### DATA ENTRIES ###

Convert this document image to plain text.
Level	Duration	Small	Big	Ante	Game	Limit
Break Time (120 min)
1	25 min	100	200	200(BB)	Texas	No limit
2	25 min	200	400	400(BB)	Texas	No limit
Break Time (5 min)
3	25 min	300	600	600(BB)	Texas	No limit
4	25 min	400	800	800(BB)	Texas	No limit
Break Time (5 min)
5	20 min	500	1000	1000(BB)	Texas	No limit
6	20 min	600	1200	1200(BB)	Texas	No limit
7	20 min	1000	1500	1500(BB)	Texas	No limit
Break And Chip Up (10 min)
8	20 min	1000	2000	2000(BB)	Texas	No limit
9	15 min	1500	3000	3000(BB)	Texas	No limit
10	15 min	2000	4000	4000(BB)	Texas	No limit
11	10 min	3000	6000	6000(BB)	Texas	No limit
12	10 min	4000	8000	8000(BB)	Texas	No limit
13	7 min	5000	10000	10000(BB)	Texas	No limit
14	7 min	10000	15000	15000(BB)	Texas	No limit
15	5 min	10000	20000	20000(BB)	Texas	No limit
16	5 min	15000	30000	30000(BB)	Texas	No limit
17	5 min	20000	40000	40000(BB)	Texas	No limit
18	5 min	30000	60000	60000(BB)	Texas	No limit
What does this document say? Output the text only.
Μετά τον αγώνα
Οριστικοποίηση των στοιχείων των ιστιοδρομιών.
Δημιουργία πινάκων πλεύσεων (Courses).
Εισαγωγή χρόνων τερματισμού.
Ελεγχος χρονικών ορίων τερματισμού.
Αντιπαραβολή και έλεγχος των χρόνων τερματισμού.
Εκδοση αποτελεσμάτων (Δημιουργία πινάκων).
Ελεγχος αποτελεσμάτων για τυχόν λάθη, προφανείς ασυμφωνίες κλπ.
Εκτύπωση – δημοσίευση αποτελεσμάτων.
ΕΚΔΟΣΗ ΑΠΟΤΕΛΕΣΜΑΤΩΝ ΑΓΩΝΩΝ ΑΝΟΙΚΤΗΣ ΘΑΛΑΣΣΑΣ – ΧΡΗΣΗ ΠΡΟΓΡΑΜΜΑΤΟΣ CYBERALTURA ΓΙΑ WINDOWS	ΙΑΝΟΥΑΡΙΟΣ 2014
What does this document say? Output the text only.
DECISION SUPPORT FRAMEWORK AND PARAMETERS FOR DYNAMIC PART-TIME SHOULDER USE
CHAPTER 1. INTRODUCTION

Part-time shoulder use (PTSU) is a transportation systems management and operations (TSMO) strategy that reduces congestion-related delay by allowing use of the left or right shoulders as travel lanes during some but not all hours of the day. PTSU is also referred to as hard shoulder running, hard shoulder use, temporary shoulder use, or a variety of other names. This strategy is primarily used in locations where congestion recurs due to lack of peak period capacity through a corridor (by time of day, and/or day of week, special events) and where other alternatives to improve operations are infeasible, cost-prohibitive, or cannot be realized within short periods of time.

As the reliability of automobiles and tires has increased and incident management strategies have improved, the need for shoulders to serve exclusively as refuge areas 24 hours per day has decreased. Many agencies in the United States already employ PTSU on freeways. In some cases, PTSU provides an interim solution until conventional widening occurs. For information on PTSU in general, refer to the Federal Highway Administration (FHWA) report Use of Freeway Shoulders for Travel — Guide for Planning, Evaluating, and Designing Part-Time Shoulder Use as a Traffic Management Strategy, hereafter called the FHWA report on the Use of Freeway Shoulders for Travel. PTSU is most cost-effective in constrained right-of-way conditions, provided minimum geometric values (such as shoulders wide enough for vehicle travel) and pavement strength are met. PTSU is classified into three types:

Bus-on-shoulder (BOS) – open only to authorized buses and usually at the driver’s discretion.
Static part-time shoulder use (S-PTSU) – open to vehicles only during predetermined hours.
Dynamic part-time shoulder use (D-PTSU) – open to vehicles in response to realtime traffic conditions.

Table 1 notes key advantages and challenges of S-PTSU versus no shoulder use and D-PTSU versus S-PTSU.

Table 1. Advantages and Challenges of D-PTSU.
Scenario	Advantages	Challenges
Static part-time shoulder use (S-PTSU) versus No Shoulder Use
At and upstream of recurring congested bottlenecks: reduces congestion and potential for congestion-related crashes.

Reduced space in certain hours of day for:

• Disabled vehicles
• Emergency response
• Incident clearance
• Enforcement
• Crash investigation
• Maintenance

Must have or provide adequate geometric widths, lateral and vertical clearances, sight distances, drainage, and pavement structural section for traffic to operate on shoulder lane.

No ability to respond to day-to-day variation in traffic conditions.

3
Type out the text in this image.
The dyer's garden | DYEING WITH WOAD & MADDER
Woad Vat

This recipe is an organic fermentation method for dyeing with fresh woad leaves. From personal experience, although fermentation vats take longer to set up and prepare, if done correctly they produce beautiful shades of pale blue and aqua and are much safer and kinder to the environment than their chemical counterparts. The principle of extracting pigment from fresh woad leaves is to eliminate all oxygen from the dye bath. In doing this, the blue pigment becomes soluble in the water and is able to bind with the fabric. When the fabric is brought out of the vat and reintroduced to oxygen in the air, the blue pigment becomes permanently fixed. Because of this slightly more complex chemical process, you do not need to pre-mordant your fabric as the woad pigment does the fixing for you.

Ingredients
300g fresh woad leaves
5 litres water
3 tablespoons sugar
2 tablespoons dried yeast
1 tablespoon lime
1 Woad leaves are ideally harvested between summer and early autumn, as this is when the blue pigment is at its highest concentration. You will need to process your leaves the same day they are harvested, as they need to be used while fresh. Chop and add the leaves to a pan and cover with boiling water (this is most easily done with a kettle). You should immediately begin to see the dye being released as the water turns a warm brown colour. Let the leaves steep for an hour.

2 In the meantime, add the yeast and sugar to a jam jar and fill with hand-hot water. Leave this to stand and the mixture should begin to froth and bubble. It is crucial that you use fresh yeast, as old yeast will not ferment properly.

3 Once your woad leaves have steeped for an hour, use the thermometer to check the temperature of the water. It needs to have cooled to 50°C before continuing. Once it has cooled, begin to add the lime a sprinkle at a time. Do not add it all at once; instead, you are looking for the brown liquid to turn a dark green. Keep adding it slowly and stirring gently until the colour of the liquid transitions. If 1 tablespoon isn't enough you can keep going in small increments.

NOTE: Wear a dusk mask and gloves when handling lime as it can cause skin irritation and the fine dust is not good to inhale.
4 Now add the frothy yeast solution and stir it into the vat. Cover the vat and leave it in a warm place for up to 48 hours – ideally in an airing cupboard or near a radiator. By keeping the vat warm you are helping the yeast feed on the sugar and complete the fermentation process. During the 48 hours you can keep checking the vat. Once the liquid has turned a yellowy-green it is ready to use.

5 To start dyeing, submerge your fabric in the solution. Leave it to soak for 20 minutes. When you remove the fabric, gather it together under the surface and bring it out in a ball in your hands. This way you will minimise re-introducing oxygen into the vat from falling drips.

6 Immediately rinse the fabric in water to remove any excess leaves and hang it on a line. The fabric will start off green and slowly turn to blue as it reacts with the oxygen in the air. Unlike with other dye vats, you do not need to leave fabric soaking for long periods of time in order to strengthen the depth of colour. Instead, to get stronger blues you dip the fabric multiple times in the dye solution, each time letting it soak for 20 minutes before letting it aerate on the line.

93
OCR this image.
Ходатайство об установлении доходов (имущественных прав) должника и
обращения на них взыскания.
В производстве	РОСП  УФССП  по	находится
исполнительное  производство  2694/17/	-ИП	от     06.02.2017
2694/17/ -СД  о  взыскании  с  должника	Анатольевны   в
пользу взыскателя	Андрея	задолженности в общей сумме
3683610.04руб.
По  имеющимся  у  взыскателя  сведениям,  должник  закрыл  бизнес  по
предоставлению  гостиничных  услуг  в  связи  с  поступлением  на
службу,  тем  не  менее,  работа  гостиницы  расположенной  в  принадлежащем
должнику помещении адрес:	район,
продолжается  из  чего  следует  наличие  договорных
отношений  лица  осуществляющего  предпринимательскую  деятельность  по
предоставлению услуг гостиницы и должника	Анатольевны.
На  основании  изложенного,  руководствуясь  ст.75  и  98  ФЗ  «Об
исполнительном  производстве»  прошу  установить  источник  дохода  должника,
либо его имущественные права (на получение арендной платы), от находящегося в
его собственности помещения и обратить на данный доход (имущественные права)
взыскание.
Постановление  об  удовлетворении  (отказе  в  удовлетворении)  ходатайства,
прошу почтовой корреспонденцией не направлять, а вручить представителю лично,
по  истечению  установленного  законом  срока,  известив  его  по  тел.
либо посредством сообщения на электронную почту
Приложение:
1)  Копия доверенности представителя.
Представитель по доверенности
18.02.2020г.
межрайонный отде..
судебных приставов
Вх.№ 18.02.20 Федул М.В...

###

OBJECTIVE >> Determine the number of lines in the listing that hold the word "yeast", and supply that number and nothing further.

SOLUTION FOR THIS TASK >> 3